» TASK REQUIREMENTS
Output every line of the data exactly as it appears.

» DATASET EXTRACT
□ □ □ □ □

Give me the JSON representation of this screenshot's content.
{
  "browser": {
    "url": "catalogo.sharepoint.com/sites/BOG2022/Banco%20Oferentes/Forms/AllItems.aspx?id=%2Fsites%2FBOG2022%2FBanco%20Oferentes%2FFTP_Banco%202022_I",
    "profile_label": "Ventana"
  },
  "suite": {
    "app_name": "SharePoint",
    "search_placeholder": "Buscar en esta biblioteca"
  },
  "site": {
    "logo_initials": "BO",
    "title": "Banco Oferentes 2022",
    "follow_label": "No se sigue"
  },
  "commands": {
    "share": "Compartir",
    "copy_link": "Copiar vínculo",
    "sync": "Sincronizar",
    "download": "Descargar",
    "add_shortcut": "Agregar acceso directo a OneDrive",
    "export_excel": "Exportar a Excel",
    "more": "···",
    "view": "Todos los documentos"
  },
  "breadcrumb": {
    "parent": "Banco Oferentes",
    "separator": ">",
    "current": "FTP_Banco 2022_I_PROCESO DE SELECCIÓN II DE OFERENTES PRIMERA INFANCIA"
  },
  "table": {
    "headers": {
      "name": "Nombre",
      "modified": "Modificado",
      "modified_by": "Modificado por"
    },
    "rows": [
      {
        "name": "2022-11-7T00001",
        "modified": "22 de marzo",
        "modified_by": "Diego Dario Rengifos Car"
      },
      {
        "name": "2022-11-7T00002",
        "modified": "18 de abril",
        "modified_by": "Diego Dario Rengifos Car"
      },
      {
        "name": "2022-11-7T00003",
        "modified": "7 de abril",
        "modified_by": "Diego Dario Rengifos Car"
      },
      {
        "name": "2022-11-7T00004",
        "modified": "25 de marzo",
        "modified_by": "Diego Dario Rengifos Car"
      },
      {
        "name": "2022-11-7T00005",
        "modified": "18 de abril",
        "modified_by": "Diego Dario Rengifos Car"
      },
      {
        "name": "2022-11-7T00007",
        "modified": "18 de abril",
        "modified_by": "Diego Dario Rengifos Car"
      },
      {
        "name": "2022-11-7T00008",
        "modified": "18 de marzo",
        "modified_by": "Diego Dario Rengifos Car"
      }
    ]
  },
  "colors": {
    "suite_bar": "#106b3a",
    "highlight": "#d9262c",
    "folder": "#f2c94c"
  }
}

□ □ □ □ □

» EXERCISE OUTPUT
Give me the JSON representation of this screenshot's content.
{
  "browser": {
    "url": "catalogo.sharepoint.com/sites/BOG2022/Banco%20Oferentes/Forms/AllItems.aspx?id=%2Fsites%2FBOG2022%2FBanco%20Oferentes%2FFTP_Banco%202022_I",
    "profile_label": "Ventana"
  },
  "suite": {
    "app_name": "SharePoint",
    "search_placeholder": "Buscar en esta biblioteca"
  },
  "site": {
    "logo_initials": "BO",
    "title": "Banco Oferentes 2022",
    "follow_label": "No se sigue"
  },
  "commands": {
    "share": "Compartir",
    "copy_link": "Copiar vínculo",
    "sync": "Sincronizar",
    "download": "Descargar",
    "add_shortcut": "Agregar acceso directo a OneDrive",
    "export_excel": "Exportar a Excel",
    "more": "···",
    "view": "Todos los documentos"
  },
  "breadcrumb": {
    "parent": "Banco Oferentes",
    "separator": ">",
    "current": "FTP_Banco 2022_I_PROCESO DE SELECCIÓN II DE OFERENTES PRIMERA INFANCIA"
  },
  "table": {
    "headers": {
      "name": "Nombre",
      "modified": "Modificado",
      "modified_by": "Modificado por"
    },
    "rows": [
      {
        "name": "2022-11-7T00001",
        "modified": "22 de marzo",
        "modified_by": "Diego Dario Rengifos Car"
      },
      {
        "name": "2022-11-7T00002",
        "modified": "18 de abril",
        "modified_by": "Diego Dario Rengifos Car"
      },
      {
        "name": "2022-11-7T00003",
        "modified": "7 de abril",
        "modified_by": "Diego Dario Rengifos Car"
      },
      {
        "name": "2022-11-7T00004",
        "modified": "25 de marzo",
        "modified_by": "Diego Dario Rengifos Car"
      },
      {
        "name": "2022-11-7T00005",
        "modified": "18 de abril",
        "modified_by": "Diego Dario Rengifos Car"
      },
      {
        "name": "2022-11-7T00007",
        "modified": "18 de abril",
        "modified_by": "Diego Dario Rengifos Car"
      },
      {
        "name": "2022-11-7T00008",
        "modified": "18 de marzo",
        "modified_by": "Diego Dario Rengifos Car"
      }
    ]
  },
  "colors": {
    "suite_bar": "#106b3a",
    "highlight": "#d9262c",
    "folder": "#f2c94c"
  }
}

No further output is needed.